Raw records:

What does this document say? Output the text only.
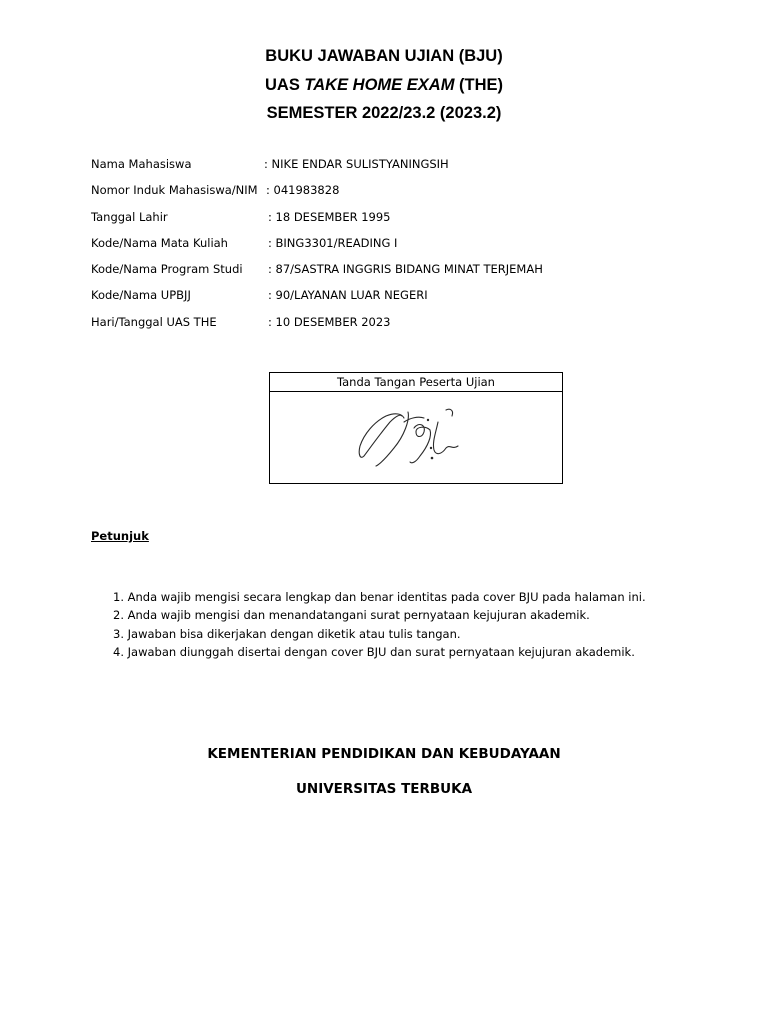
BUKU JAWABAN UJIAN (BJU)
UAS TAKE HOME EXAM (THE)
SEMESTER 2022/23.2 (2023.2)
Nama Mahasiswa	: NIKE ENDAR SULISTYANINGSIH
Nomor Induk Mahasiswa/NIM : 041983828
Tanggal Lahir	: 18 DESEMBER 1995
Kode/Nama Mata Kuliah	: BING3301/READING I
Kode/Nama Program Studi : 87/SASTRA INGGRIS BIDANG MINAT TERJEMAH
Kode/Nama UPBJJ	: 90/LAYANAN LUAR NEGERI
Hari/Tanggal UAS THE	: 10 DESEMBER 2023
Tanda Tangan Peserta Ujian
Petunjuk
1. Anda wajib mengisi secara lengkap dan benar identitas pada cover BJU pada halaman ini.
2. Anda wajib mengisi dan menandatangani surat pernyataan kejujuran akademik.
3. Jawaban bisa dikerjakan dengan diketik atau tulis tangan.
4. Jawaban diunggah disertai dengan cover BJU dan surat pernyataan kejujuran akademik.
KEMENTERIAN PENDIDIKAN DAN KEBUDAYAAN
UNIVERSITAS TERBUKA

### Set problem
Quote the listing above in full, except for the pictures.

### Result of this exercise
What does this document say? Output the text only.
BUKU JAWABAN UJIAN (BJU)
UAS TAKE HOME EXAM (THE)
SEMESTER 2022/23.2 (2023.2)
Nama Mahasiswa	: NIKE ENDAR SULISTYANINGSIH
Nomor Induk Mahasiswa/NIM : 041983828
Tanggal Lahir	: 18 DESEMBER 1995
Kode/Nama Mata Kuliah	: BING3301/READING I
Kode/Nama Program Studi : 87/SASTRA INGGRIS BIDANG MINAT TERJEMAH
Kode/Nama UPBJJ	: 90/LAYANAN LUAR NEGERI
Hari/Tanggal UAS THE	: 10 DESEMBER 2023
Tanda Tangan Peserta Ujian
Petunjuk
1. Anda wajib mengisi secara lengkap dan benar identitas pada cover BJU pada halaman ini.
2. Anda wajib mengisi dan menandatangani surat pernyataan kejujuran akademik.
3. Jawaban bisa dikerjakan dengan diketik atau tulis tangan.
4. Jawaban diunggah disertai dengan cover BJU dan surat pernyataan kejujuran akademik.
KEMENTERIAN PENDIDIKAN DAN KEBUDAYAAN
UNIVERSITAS TERBUKA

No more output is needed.